> [Task prompt]
Gather all lines in the data that hold the string "复杂的第一审行政案件".

***

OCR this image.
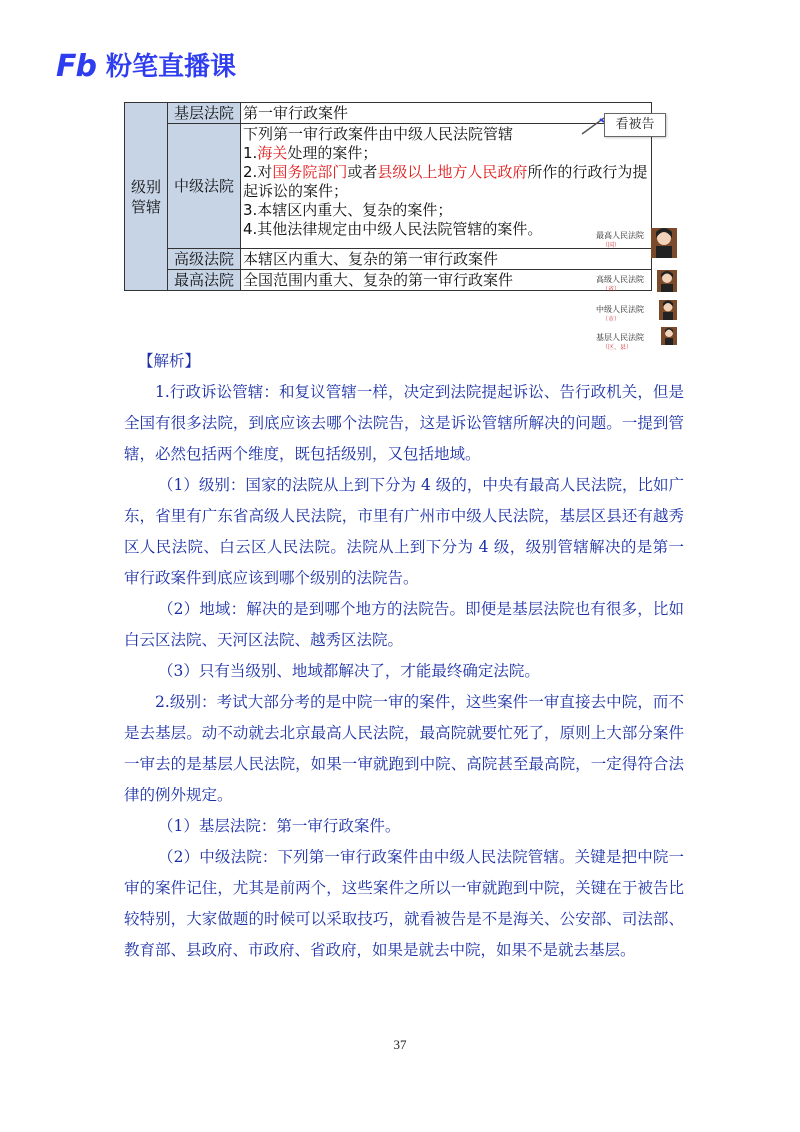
Fb 粉笔直播课
级别管辖	基层法院	第一审行政案件
	中级法院	下列第一审行政案件由中级人民法院管辖
1.海关处理的案件；
2.对国务院部门或者县级以上地方人民政府所作的行政行为提起诉讼的案件；
3.本辖区内重大、复杂的案件；
4.其他法律规定由中级人民法院管辖的案件。

	高级法院	本辖区内重大、复杂的第一审行政案件
	最高法院	全国范围内重大、复杂的第一审行政案件
看被告
最高人民法院
（国）
高级人民法院
（省）
中级人民法院
（市）
基层人民法院
（区、县）

【解析】

1.行政诉讼管辖：和复议管辖一样，决定到法院提起诉讼、告行政机关，但是全国有很多法院，到底应该去哪个法院告，这是诉讼管辖所解决的问题。一提到管辖，必然包括两个维度，既包括级别，又包括地域。

（1）级别：国家的法院从上到下分为 4 级的，中央有最高人民法院，比如广东，省里有广东省高级人民法院，市里有广州市中级人民法院，基层区县还有越秀区人民法院、白云区人民法院。法院从上到下分为 4 级，级别管辖解决的是第一审行政案件到底应该到哪个级别的法院告。

（2）地域：解决的是到哪个地方的法院告。即便是基层法院也有很多，比如白云区法院、天河区法院、越秀区法院。

（3）只有当级别、地域都解决了，才能最终确定法院。

2.级别：考试大部分考的是中院一审的案件，这些案件一审直接去中院，而不是去基层。动不动就去北京最高人民法院，最高院就要忙死了，原则上大部分案件一审去的是基层人民法院，如果一审就跑到中院、高院甚至最高院，一定得符合法律的例外规定。

（1）基层法院：第一审行政案件。

（2）中级法院：下列第一审行政案件由中级人民法院管辖。关键是把中院一审的案件记住，尤其是前两个，这些案件之所以一审就跑到中院，关键在于被告比较特别，大家做题的时候可以采取技巧，就看被告是不是海关、公安部、司法部、教育部、县政府、市政府、省政府，如果是就去中院，如果不是就去基层。

37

***

> [The solution]
	高级法院	本辖区内重大、复杂的第一审行政案件
	最高法院	全国范围内重大、复杂的第一审行政案件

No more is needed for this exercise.